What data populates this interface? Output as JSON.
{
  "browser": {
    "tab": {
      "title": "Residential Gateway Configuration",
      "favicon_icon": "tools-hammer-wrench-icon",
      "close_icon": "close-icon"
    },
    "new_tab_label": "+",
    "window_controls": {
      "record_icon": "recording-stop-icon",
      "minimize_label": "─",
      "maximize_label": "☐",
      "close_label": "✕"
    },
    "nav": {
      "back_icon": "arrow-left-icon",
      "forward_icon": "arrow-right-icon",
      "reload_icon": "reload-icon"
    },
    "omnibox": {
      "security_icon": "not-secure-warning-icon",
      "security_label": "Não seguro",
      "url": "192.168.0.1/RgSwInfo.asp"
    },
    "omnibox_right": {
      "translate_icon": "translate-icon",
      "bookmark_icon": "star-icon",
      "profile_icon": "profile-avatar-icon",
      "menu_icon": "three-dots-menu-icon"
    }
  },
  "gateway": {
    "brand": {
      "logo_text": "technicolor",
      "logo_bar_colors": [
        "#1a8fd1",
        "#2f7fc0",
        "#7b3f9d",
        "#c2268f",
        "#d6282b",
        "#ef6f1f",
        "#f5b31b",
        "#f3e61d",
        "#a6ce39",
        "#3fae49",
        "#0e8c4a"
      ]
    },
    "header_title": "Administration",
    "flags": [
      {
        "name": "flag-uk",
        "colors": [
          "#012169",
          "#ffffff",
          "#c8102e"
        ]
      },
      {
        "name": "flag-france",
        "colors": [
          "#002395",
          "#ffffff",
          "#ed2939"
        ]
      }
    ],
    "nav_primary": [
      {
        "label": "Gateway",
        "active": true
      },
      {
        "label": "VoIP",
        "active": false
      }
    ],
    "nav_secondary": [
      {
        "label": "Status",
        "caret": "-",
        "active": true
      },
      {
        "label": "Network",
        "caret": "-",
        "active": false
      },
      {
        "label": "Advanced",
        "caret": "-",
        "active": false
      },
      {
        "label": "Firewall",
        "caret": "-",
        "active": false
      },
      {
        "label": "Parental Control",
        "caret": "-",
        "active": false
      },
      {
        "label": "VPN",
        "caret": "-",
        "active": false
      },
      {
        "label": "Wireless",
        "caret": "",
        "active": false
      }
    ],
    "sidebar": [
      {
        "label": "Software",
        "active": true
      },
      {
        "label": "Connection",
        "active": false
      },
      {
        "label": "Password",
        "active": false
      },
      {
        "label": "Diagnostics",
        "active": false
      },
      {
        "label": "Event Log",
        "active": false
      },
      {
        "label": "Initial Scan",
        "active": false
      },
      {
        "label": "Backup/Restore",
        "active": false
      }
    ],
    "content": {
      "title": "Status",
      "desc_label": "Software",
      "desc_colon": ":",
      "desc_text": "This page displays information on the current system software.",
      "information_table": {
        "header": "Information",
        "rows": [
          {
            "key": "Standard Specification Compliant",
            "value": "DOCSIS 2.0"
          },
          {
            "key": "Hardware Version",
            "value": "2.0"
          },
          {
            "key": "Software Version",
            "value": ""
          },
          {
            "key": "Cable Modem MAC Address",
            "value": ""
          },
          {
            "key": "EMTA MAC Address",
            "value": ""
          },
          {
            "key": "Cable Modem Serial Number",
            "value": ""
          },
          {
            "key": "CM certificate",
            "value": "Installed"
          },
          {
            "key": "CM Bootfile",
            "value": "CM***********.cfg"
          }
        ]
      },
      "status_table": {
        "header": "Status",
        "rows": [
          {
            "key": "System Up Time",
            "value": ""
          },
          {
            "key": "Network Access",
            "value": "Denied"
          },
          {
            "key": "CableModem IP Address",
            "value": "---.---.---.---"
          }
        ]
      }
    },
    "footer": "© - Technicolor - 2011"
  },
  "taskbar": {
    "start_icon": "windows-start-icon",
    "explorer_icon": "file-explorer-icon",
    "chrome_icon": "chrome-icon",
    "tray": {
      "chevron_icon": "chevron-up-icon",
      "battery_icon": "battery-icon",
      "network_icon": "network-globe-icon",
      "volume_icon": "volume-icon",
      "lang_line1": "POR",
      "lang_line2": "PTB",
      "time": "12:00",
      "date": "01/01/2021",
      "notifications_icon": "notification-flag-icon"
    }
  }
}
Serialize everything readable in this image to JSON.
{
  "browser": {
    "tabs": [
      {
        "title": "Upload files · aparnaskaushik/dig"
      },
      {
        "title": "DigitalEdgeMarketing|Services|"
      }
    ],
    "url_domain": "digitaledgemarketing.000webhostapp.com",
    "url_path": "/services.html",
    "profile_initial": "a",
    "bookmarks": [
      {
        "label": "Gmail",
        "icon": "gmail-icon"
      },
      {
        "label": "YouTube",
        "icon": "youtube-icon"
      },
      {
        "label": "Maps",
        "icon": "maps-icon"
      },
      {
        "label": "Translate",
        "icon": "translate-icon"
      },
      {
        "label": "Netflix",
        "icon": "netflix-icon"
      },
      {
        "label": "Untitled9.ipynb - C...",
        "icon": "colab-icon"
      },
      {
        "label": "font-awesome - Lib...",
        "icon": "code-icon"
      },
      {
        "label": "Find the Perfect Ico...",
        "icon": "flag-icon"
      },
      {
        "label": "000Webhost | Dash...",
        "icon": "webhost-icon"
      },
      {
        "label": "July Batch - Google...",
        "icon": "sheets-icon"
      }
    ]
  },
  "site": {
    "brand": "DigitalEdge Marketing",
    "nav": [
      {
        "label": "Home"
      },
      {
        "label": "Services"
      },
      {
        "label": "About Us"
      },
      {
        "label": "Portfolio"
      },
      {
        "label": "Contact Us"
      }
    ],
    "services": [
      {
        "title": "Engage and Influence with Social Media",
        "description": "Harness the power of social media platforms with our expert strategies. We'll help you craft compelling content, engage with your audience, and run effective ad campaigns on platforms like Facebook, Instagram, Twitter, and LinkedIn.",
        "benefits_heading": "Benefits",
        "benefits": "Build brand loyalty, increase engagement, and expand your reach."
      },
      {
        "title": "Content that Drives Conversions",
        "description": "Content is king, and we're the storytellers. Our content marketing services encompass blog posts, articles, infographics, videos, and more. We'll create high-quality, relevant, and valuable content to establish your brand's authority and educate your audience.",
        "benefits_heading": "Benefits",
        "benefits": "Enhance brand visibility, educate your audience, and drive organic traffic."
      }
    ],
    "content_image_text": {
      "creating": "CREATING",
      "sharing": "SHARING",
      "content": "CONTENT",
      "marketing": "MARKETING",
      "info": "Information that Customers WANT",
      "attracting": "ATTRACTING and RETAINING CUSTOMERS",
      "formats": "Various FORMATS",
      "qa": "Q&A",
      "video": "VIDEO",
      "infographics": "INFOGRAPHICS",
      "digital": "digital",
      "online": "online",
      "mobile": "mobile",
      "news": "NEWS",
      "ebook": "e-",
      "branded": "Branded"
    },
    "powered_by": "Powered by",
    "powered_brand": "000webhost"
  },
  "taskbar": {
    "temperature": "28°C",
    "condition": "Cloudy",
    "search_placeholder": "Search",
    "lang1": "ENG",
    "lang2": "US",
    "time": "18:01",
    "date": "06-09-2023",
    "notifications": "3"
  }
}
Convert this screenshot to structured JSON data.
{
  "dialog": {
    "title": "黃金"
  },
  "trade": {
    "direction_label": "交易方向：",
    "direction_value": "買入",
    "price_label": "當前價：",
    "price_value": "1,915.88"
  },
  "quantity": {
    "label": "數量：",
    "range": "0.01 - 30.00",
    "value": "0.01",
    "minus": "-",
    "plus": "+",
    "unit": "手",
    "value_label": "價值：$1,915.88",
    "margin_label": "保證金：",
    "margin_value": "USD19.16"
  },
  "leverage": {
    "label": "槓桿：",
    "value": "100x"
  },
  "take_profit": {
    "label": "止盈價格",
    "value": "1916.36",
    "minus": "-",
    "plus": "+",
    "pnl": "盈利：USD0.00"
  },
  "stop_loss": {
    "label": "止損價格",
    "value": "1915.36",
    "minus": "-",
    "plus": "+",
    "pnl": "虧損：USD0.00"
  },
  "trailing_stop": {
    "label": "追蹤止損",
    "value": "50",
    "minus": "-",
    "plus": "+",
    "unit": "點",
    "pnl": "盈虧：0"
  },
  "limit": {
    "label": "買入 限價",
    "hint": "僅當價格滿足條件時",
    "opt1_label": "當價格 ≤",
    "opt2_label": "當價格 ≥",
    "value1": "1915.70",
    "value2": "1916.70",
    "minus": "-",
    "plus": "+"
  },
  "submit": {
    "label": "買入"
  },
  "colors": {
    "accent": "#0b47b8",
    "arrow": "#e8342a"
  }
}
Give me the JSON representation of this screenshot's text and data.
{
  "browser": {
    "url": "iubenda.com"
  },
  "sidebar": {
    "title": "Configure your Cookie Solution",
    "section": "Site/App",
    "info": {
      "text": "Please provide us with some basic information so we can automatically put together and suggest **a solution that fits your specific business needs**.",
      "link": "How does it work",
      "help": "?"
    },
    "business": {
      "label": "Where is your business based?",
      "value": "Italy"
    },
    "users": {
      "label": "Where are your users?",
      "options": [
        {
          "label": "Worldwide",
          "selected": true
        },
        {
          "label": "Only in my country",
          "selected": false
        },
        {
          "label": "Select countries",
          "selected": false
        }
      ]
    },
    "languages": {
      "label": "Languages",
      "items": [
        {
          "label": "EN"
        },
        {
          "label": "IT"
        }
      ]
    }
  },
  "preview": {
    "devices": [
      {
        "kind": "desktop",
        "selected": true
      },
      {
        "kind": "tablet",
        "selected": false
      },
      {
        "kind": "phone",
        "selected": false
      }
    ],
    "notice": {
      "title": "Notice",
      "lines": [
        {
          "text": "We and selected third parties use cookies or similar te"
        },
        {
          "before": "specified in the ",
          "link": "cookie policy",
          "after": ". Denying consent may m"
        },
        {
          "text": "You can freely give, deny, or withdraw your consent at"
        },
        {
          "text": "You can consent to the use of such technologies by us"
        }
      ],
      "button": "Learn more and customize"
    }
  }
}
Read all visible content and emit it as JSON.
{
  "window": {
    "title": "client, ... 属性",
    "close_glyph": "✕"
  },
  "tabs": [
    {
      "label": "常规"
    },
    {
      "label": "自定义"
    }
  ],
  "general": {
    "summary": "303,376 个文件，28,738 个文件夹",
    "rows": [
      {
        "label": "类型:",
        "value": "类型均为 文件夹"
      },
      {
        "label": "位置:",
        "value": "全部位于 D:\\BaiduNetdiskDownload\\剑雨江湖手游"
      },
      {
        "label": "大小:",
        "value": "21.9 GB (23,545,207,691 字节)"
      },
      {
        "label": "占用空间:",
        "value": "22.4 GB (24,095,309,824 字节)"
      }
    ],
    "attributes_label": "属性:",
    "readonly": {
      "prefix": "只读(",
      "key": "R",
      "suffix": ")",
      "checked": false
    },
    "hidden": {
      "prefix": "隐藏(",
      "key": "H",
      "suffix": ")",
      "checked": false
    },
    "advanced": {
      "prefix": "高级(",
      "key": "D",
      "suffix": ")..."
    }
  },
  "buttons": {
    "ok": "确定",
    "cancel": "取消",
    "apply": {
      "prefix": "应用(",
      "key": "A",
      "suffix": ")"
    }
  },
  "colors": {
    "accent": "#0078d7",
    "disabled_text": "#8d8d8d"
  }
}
----------------
What is required ->
For the data above, state only how many lines include the word "business".

Reply to the exercise ->
3